(Data items)

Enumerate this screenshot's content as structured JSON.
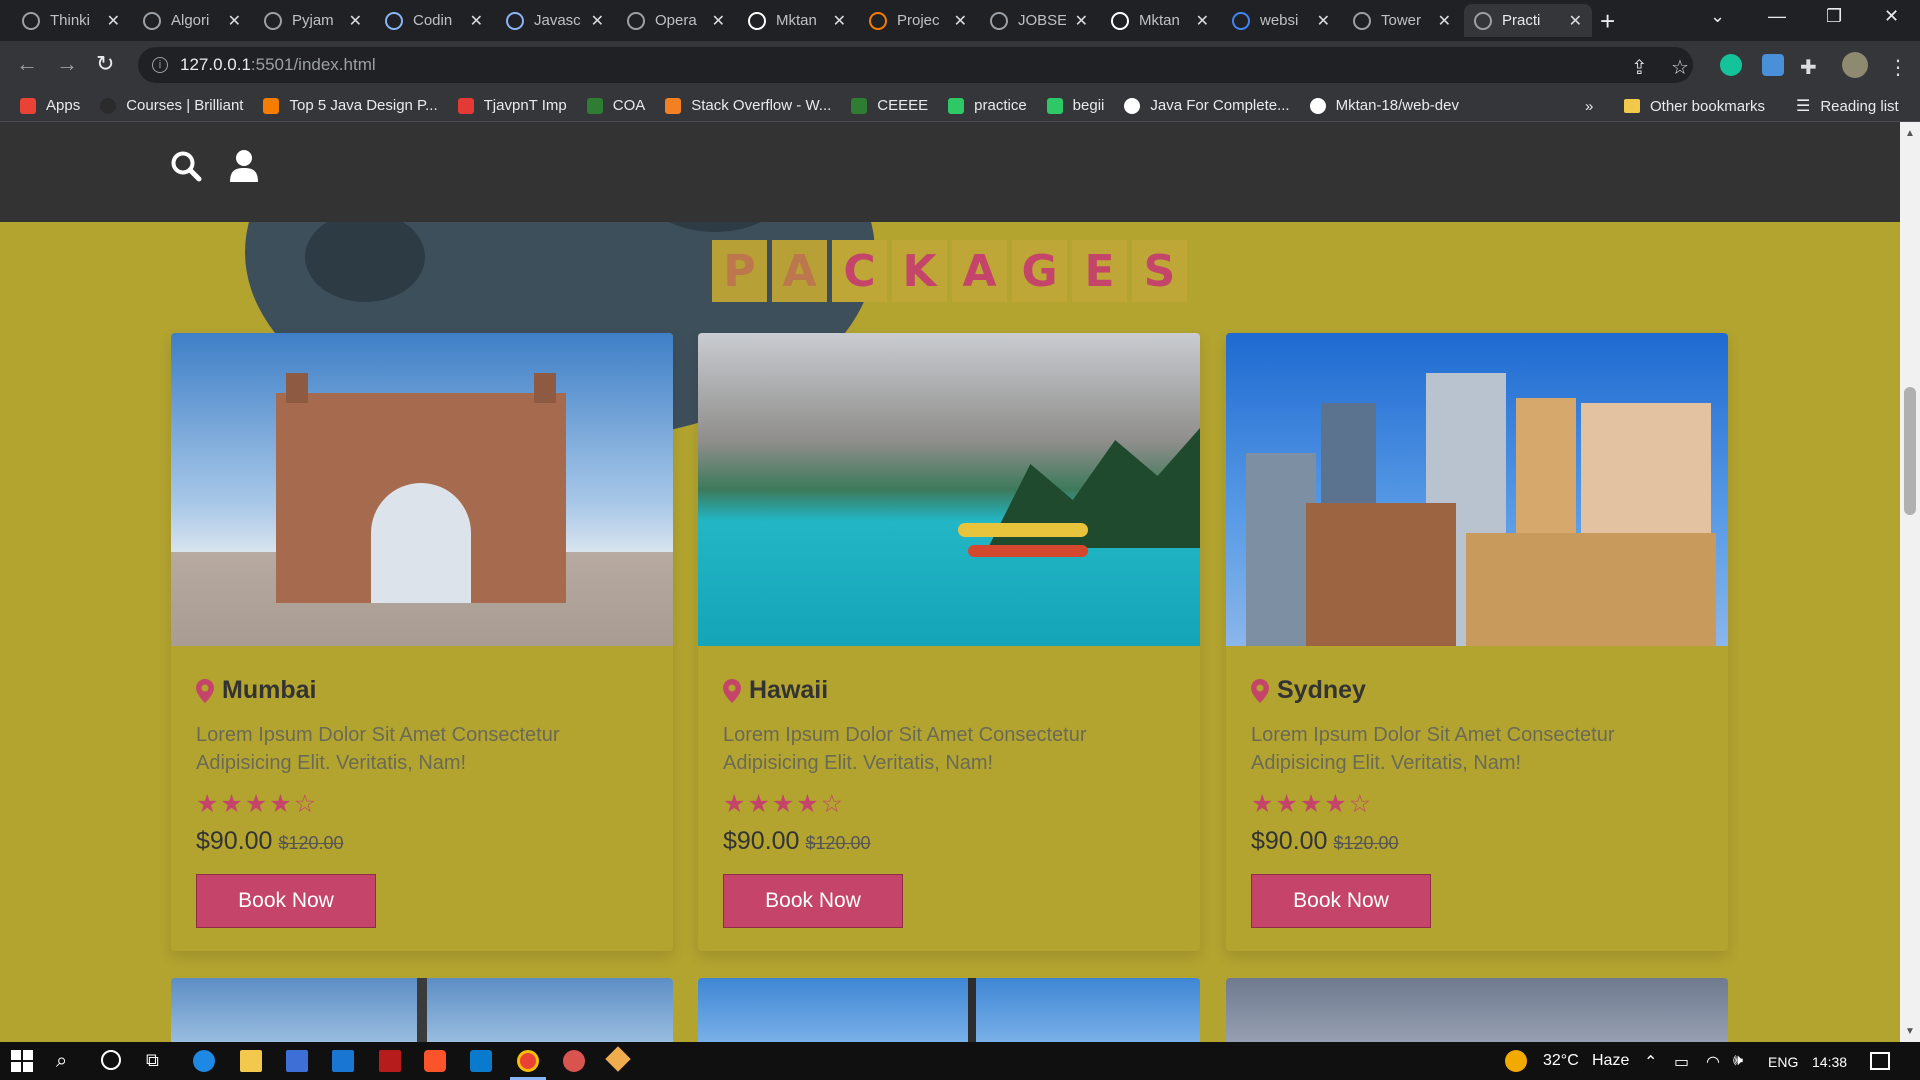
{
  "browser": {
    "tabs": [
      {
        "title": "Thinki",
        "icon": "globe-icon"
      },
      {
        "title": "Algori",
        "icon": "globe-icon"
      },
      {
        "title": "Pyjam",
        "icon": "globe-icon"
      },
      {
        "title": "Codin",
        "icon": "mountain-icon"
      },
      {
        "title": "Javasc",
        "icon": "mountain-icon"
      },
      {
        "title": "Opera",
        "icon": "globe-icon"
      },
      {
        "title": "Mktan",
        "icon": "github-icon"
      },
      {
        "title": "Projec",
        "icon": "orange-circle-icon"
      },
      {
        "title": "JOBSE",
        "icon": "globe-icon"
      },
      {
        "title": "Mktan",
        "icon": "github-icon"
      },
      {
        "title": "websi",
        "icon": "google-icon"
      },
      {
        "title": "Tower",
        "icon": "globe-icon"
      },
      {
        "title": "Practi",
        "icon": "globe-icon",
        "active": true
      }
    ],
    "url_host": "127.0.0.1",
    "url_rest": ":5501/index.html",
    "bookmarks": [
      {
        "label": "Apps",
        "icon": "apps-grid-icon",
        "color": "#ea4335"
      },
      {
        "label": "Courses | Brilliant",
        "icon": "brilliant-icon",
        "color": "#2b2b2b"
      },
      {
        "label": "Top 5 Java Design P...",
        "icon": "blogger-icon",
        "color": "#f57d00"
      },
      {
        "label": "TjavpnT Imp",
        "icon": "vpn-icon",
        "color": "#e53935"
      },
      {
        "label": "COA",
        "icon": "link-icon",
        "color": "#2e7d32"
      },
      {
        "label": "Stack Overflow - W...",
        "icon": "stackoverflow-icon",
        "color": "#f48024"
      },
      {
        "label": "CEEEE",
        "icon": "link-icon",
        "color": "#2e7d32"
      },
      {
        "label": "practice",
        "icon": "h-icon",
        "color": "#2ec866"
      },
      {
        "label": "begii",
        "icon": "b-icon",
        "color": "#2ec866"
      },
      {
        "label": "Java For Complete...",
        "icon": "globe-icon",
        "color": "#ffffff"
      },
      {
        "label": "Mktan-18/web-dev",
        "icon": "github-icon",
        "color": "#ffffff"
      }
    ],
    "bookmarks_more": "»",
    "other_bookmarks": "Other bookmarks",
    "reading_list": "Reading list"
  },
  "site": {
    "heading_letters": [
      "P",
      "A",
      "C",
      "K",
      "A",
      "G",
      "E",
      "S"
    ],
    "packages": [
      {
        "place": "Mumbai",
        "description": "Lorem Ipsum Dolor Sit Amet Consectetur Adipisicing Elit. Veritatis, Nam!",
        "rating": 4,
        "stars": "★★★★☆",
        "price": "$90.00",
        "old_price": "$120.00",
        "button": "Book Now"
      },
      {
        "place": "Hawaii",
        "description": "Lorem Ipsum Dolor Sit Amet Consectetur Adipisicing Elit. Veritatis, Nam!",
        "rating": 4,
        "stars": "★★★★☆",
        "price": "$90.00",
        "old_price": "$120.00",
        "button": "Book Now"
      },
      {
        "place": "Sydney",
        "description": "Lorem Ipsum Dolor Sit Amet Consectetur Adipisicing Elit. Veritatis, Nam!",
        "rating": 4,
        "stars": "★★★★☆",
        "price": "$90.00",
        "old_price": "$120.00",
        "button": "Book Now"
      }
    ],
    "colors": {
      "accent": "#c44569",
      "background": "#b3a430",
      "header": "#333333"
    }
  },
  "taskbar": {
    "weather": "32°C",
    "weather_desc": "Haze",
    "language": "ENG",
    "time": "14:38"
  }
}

DIRECTIONS FOR THIS TASK:
Repeat the records above exactly, leaving out the pictures.

COMPLETE OUTPUT:
Enumerate this screenshot's content as structured JSON.
{
  "browser": {
    "tabs": [
      {
        "title": "Thinki",
        "icon": "globe-icon"
      },
      {
        "title": "Algori",
        "icon": "globe-icon"
      },
      {
        "title": "Pyjam",
        "icon": "globe-icon"
      },
      {
        "title": "Codin",
        "icon": "mountain-icon"
      },
      {
        "title": "Javasc",
        "icon": "mountain-icon"
      },
      {
        "title": "Opera",
        "icon": "globe-icon"
      },
      {
        "title": "Mktan",
        "icon": "github-icon"
      },
      {
        "title": "Projec",
        "icon": "orange-circle-icon"
      },
      {
        "title": "JOBSE",
        "icon": "globe-icon"
      },
      {
        "title": "Mktan",
        "icon": "github-icon"
      },
      {
        "title": "websi",
        "icon": "google-icon"
      },
      {
        "title": "Tower",
        "icon": "globe-icon"
      },
      {
        "title": "Practi",
        "icon": "globe-icon",
        "active": true
      }
    ],
    "url_host": "127.0.0.1",
    "url_rest": ":5501/index.html",
    "bookmarks": [
      {
        "label": "Apps",
        "icon": "apps-grid-icon",
        "color": "#ea4335"
      },
      {
        "label": "Courses | Brilliant",
        "icon": "brilliant-icon",
        "color": "#2b2b2b"
      },
      {
        "label": "Top 5 Java Design P...",
        "icon": "blogger-icon",
        "color": "#f57d00"
      },
      {
        "label": "TjavpnT Imp",
        "icon": "vpn-icon",
        "color": "#e53935"
      },
      {
        "label": "COA",
        "icon": "link-icon",
        "color": "#2e7d32"
      },
      {
        "label": "Stack Overflow - W...",
        "icon": "stackoverflow-icon",
        "color": "#f48024"
      },
      {
        "label": "CEEEE",
        "icon": "link-icon",
        "color": "#2e7d32"
      },
      {
        "label": "practice",
        "icon": "h-icon",
        "color": "#2ec866"
      },
      {
        "label": "begii",
        "icon": "b-icon",
        "color": "#2ec866"
      },
      {
        "label": "Java For Complete...",
        "icon": "globe-icon",
        "color": "#ffffff"
      },
      {
        "label": "Mktan-18/web-dev",
        "icon": "github-icon",
        "color": "#ffffff"
      }
    ],
    "bookmarks_more": "»",
    "other_bookmarks": "Other bookmarks",
    "reading_list": "Reading list"
  },
  "site": {
    "heading_letters": [
      "P",
      "A",
      "C",
      "K",
      "A",
      "G",
      "E",
      "S"
    ],
    "packages": [
      {
        "place": "Mumbai",
        "description": "Lorem Ipsum Dolor Sit Amet Consectetur Adipisicing Elit. Veritatis, Nam!",
        "rating": 4,
        "stars": "★★★★☆",
        "price": "$90.00",
        "old_price": "$120.00",
        "button": "Book Now"
      },
      {
        "place": "Hawaii",
        "description": "Lorem Ipsum Dolor Sit Amet Consectetur Adipisicing Elit. Veritatis, Nam!",
        "rating": 4,
        "stars": "★★★★☆",
        "price": "$90.00",
        "old_price": "$120.00",
        "button": "Book Now"
      },
      {
        "place": "Sydney",
        "description": "Lorem Ipsum Dolor Sit Amet Consectetur Adipisicing Elit. Veritatis, Nam!",
        "rating": 4,
        "stars": "★★★★☆",
        "price": "$90.00",
        "old_price": "$120.00",
        "button": "Book Now"
      }
    ],
    "colors": {
      "accent": "#c44569",
      "background": "#b3a430",
      "header": "#333333"
    }
  },
  "taskbar": {
    "weather": "32°C",
    "weather_desc": "Haze",
    "language": "ENG",
    "time": "14:38"
  }
}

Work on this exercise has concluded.